→ Work to be completed: Filter the entries below, keeping every line that has the word "title".

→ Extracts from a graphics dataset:
▶
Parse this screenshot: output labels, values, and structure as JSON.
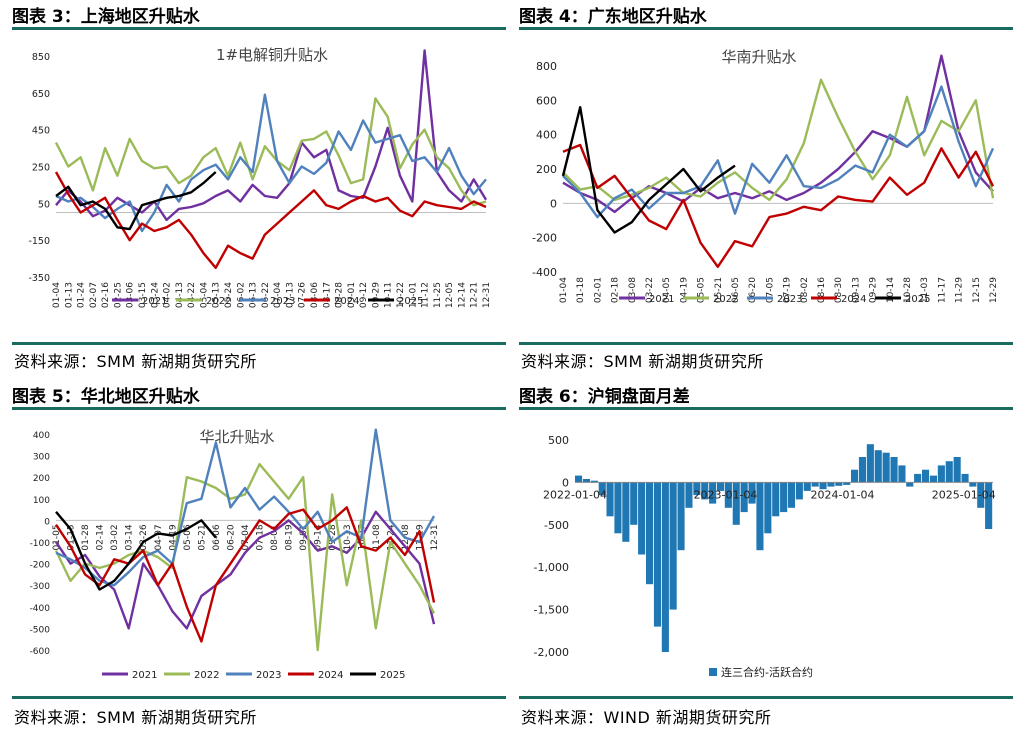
{
  "panels": [
    {
      "title": "图表 3：上海地区升贴水",
      "source": "资料来源：SMM 新湖期货研究所"
    },
    {
      "title": "图表 4：广东地区升贴水",
      "source": "资料来源：SMM 新湖期货研究所"
    },
    {
      "title": "图表 5：华北地区升贴水",
      "source": "资料来源：SMM 新湖期货研究所"
    },
    {
      "title": "图表 6：沪铜盘面月差",
      "source": "资料来源：WIND 新湖期货研究所"
    }
  ],
  "colors": {
    "2021": "#7030a0",
    "2022": "#9bbb59",
    "2023": "#4f81bd",
    "2024": "#c00000",
    "2025": "#000000",
    "spread": "#1f77b4",
    "rule": "#1a6b5f"
  },
  "chart_data": [
    {
      "type": "line",
      "title": "1#电解铜升贴水",
      "ylim": [
        -350,
        850
      ],
      "yticks": [
        850,
        650,
        450,
        250,
        50,
        -150,
        -350
      ],
      "x_labels": [
        "01-04",
        "01-13",
        "01-24",
        "02-07",
        "02-16",
        "02-25",
        "03-06",
        "03-15",
        "03-24",
        "04-02",
        "04-13",
        "04-22",
        "05-04",
        "05-13",
        "05-24",
        "06-02",
        "06-13",
        "06-22",
        "07-04",
        "07-13",
        "07-26",
        "08-06",
        "08-17",
        "08-28",
        "09-01",
        "09-12",
        "09-29",
        "10-11",
        "10-22",
        "11-01",
        "11-12",
        "11-25",
        "12-05",
        "12-14",
        "12-21",
        "12-31"
      ],
      "legend": [
        "2021",
        "2022",
        "2023",
        "2024",
        "2025"
      ],
      "series": [
        {
          "name": "2021",
          "values": [
            40,
            120,
            60,
            -20,
            10,
            80,
            40,
            0,
            60,
            -40,
            20,
            30,
            50,
            90,
            120,
            60,
            150,
            90,
            80,
            160,
            380,
            300,
            340,
            120,
            90,
            80,
            250,
            460,
            200,
            60,
            880,
            220,
            120,
            60,
            180,
            70
          ]
        },
        {
          "name": "2022",
          "values": [
            380,
            250,
            300,
            120,
            350,
            200,
            400,
            280,
            240,
            250,
            160,
            200,
            300,
            350,
            200,
            380,
            180,
            360,
            280,
            230,
            390,
            400,
            440,
            310,
            160,
            180,
            620,
            520,
            240,
            370,
            450,
            300,
            240,
            120,
            40,
            60
          ]
        },
        {
          "name": "2023",
          "values": [
            90,
            60,
            80,
            30,
            -30,
            20,
            60,
            -100,
            0,
            150,
            60,
            180,
            230,
            260,
            180,
            300,
            220,
            640,
            280,
            160,
            250,
            210,
            270,
            440,
            340,
            500,
            380,
            400,
            420,
            280,
            300,
            220,
            350,
            200,
            100,
            180
          ]
        },
        {
          "name": "2024",
          "values": [
            220,
            100,
            0,
            40,
            80,
            -40,
            -150,
            -60,
            -100,
            -80,
            -40,
            -120,
            -220,
            -300,
            -180,
            -220,
            -250,
            -120,
            -60,
            0,
            60,
            120,
            40,
            20,
            60,
            90,
            60,
            80,
            10,
            -20,
            60,
            40,
            30,
            20,
            60,
            30
          ]
        },
        {
          "name": "2025",
          "values": [
            90,
            140,
            40,
            60,
            20,
            -80,
            -90,
            40,
            60,
            80,
            90,
            110,
            160,
            220
          ]
        }
      ]
    },
    {
      "type": "line",
      "title": "华南升贴水",
      "ylim": [
        -400,
        800
      ],
      "yticks": [
        800,
        600,
        400,
        200,
        0,
        -200,
        -400
      ],
      "x_labels": [
        "01-04",
        "01-18",
        "02-01",
        "02-18",
        "03-08",
        "03-22",
        "04-05",
        "04-19",
        "05-05",
        "05-21",
        "06-05",
        "06-20",
        "07-05",
        "07-19",
        "08-02",
        "08-16",
        "08-30",
        "09-13",
        "09-29",
        "10-14",
        "10-28",
        "11-03",
        "11-17",
        "11-29",
        "12-15",
        "12-29"
      ],
      "legend": [
        "2021",
        "2022",
        "2023",
        "2024",
        "2025"
      ],
      "series": [
        {
          "name": "2021",
          "values": [
            120,
            60,
            20,
            -50,
            30,
            100,
            60,
            10,
            90,
            30,
            60,
            30,
            70,
            20,
            60,
            120,
            200,
            300,
            420,
            380,
            330,
            420,
            860,
            420,
            180,
            70
          ]
        },
        {
          "name": "2022",
          "values": [
            180,
            80,
            100,
            20,
            50,
            90,
            150,
            60,
            40,
            120,
            180,
            90,
            20,
            140,
            350,
            720,
            500,
            300,
            140,
            280,
            620,
            280,
            480,
            420,
            600,
            30
          ]
        },
        {
          "name": "2023",
          "values": [
            160,
            60,
            -80,
            30,
            80,
            -30,
            60,
            60,
            100,
            250,
            -60,
            230,
            120,
            280,
            100,
            90,
            140,
            220,
            180,
            400,
            330,
            420,
            680,
            360,
            100,
            320
          ]
        },
        {
          "name": "2024",
          "values": [
            300,
            340,
            90,
            160,
            30,
            -100,
            -150,
            20,
            -230,
            -370,
            -220,
            -250,
            -80,
            -60,
            -20,
            -40,
            40,
            20,
            10,
            150,
            50,
            120,
            320,
            150,
            300,
            100
          ]
        },
        {
          "name": "2025",
          "values": [
            160,
            560,
            -40,
            -170,
            -110,
            20,
            110,
            200,
            70,
            150,
            220
          ]
        }
      ]
    },
    {
      "type": "line",
      "title": "华北升贴水",
      "ylim": [
        -600,
        400
      ],
      "yticks": [
        400,
        300,
        200,
        100,
        0,
        -100,
        -200,
        -300,
        -400,
        -500,
        -600
      ],
      "x_labels": [
        "01-05",
        "01-15",
        "01-28",
        "02-14",
        "03-02",
        "03-14",
        "03-26",
        "04-07",
        "04-19",
        "05-06",
        "05-21",
        "06-06",
        "06-20",
        "07-04",
        "07-18",
        "08-01",
        "08-19",
        "09-01",
        "09-14",
        "09-28",
        "10-13",
        "10-27",
        "11-08",
        "11-24",
        "12-08",
        "12-19",
        "12-31"
      ],
      "legend": [
        "2021",
        "2022",
        "2023",
        "2024",
        "2025"
      ],
      "series": [
        {
          "name": "2021",
          "values": [
            -100,
            -200,
            -160,
            -260,
            -320,
            -500,
            -200,
            -300,
            -420,
            -500,
            -350,
            -300,
            -250,
            -150,
            -80,
            -50,
            0,
            -60,
            -140,
            -120,
            -150,
            -80,
            40,
            -40,
            -120,
            -200,
            -480
          ]
        },
        {
          "name": "2022",
          "values": [
            -140,
            -280,
            -200,
            -220,
            -200,
            -160,
            -140,
            -170,
            -220,
            200,
            180,
            150,
            100,
            120,
            260,
            180,
            100,
            200,
            -600,
            120,
            -300,
            0,
            -500,
            -100,
            -200,
            -300,
            -430
          ]
        },
        {
          "name": "2023",
          "values": [
            -150,
            -180,
            -220,
            -280,
            -300,
            -240,
            -170,
            -140,
            -200,
            80,
            100,
            360,
            60,
            150,
            50,
            110,
            40,
            -40,
            40,
            -100,
            -50,
            -80,
            420,
            0,
            -80,
            -100,
            20
          ]
        },
        {
          "name": "2024",
          "values": [
            -20,
            -120,
            -250,
            -300,
            -180,
            -200,
            -140,
            -300,
            -200,
            -400,
            -560,
            -300,
            -200,
            -100,
            0,
            -40,
            30,
            50,
            -40,
            0,
            60,
            -120,
            -140,
            -80,
            -160,
            -50,
            -380
          ]
        },
        {
          "name": "2025",
          "values": [
            40,
            -40,
            -200,
            -320,
            -280,
            -200,
            -100,
            -60,
            -70,
            -40,
            0,
            -80
          ]
        }
      ]
    },
    {
      "type": "bar",
      "title": "",
      "ylim": [
        -2000,
        500
      ],
      "yticks": [
        "500",
        "0",
        "-500",
        "-1,000",
        "-1,500",
        "-2,000"
      ],
      "x_labels": [
        "2022-01-04",
        "2023-01-04",
        "2024-01-04",
        "2025-01-04"
      ],
      "legend": [
        "连三合约-活跃合约"
      ],
      "series": [
        {
          "name": "连三合约-活跃合约",
          "values": [
            80,
            40,
            20,
            -150,
            -400,
            -600,
            -700,
            -500,
            -850,
            -1200,
            -1700,
            -2000,
            -1500,
            -800,
            -300,
            -150,
            -200,
            -250,
            -100,
            -300,
            -500,
            -350,
            -250,
            -800,
            -600,
            -400,
            -350,
            -300,
            -200,
            -100,
            -50,
            -80,
            -50,
            -40,
            -30,
            150,
            300,
            450,
            380,
            350,
            300,
            200,
            -50,
            100,
            150,
            80,
            200,
            250,
            300,
            100,
            -50,
            -300,
            -550
          ]
        }
      ]
    }
  ]
}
◀
→ Result for this task:
      "title": "图表 3：上海地区升贴水",
      "title": "图表 4：广东地区升贴水",
      "title": "图表 5：华北地区升贴水",
      "title": "图表 6：沪铜盘面月差",
      "title": "1#电解铜升贴水",
      "title": "华南升贴水",
      "title": "华北升贴水",
      "title": "",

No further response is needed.